──────── DATA SECTION

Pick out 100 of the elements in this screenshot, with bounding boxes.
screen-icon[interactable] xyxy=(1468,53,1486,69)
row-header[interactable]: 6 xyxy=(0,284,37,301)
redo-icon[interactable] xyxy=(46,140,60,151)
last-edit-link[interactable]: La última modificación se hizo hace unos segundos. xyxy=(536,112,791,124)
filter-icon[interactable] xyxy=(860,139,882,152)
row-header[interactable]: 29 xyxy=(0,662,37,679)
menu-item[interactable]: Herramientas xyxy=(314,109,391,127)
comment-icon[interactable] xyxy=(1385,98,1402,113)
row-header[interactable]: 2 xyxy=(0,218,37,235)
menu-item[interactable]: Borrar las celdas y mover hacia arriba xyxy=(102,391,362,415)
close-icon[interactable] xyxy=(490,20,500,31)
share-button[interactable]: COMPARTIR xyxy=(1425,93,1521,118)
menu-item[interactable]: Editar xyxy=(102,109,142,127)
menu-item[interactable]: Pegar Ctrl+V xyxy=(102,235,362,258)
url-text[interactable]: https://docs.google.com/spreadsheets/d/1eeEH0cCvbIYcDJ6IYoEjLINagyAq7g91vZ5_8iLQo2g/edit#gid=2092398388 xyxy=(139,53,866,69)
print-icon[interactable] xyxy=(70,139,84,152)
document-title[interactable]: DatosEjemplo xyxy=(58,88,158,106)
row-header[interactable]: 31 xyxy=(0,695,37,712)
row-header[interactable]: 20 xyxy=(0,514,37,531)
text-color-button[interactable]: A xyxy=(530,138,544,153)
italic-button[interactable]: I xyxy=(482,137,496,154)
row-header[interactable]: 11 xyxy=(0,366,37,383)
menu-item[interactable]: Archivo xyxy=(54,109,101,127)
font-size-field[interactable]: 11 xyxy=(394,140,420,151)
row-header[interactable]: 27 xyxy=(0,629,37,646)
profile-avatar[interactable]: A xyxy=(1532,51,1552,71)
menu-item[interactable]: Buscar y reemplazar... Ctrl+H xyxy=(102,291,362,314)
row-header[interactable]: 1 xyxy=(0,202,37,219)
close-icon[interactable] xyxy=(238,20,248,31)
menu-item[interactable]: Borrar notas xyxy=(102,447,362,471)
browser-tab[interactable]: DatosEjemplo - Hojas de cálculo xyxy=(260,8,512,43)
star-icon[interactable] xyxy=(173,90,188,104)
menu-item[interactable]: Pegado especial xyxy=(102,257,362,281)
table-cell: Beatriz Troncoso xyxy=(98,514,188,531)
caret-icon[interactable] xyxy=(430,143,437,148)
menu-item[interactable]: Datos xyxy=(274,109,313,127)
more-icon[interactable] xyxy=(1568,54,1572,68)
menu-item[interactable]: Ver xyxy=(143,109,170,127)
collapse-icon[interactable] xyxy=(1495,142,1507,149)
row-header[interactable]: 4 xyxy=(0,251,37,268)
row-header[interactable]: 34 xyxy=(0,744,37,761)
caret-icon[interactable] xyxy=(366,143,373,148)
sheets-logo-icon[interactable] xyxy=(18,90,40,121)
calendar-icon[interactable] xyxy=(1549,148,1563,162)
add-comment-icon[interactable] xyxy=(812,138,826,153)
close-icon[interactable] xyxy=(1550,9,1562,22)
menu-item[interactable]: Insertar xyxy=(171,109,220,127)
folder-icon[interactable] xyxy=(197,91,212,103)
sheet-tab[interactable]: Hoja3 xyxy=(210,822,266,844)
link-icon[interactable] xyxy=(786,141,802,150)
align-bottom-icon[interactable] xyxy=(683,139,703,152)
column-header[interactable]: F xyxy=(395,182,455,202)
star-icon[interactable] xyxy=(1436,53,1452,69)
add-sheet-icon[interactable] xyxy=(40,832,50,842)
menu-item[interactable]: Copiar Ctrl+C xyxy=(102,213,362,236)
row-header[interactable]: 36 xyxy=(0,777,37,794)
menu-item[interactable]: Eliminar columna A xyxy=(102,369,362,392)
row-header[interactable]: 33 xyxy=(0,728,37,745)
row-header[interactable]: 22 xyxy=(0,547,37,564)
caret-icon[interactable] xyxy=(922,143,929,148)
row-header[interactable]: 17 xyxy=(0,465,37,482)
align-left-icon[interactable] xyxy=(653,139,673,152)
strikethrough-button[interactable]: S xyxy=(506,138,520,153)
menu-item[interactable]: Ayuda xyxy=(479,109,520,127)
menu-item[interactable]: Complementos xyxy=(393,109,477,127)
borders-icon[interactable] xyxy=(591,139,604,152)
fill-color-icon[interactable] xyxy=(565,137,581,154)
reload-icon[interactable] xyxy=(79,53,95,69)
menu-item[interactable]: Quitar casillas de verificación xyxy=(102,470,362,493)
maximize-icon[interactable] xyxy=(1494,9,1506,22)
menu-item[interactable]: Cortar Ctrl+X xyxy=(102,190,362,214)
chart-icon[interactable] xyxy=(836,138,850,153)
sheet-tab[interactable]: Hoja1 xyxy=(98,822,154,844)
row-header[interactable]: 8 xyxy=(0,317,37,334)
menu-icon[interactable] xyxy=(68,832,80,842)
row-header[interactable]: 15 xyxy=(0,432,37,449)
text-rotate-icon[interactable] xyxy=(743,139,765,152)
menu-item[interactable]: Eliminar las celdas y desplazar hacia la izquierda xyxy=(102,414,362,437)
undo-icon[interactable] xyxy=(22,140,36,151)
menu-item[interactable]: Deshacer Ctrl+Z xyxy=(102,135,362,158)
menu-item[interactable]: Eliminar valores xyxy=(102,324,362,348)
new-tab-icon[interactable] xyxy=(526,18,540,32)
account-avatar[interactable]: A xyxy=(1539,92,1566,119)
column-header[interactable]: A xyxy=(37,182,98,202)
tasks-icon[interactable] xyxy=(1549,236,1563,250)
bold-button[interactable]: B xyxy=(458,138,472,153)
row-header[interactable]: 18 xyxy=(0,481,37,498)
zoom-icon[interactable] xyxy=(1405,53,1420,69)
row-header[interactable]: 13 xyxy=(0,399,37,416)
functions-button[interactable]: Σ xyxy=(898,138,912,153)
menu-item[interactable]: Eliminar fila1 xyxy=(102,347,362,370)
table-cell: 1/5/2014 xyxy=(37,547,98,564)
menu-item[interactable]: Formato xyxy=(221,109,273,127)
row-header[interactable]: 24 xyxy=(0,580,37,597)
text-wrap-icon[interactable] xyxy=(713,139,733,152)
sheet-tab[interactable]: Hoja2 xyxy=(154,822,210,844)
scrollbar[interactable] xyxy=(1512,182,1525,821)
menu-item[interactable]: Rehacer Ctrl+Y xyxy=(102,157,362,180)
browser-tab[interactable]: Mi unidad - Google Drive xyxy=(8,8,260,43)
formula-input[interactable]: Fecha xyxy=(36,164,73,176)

────────────────

AIM OF THE TASK
Extract every line of the records above that contains the word "browser".

ANSWER TO THE EXERCISE
browser-tab[interactable]: DatosEjemplo - Hojas de cálculo xyxy=(260,8,512,43)
browser-tab[interactable]: Mi unidad - Google Drive xyxy=(8,8,260,43)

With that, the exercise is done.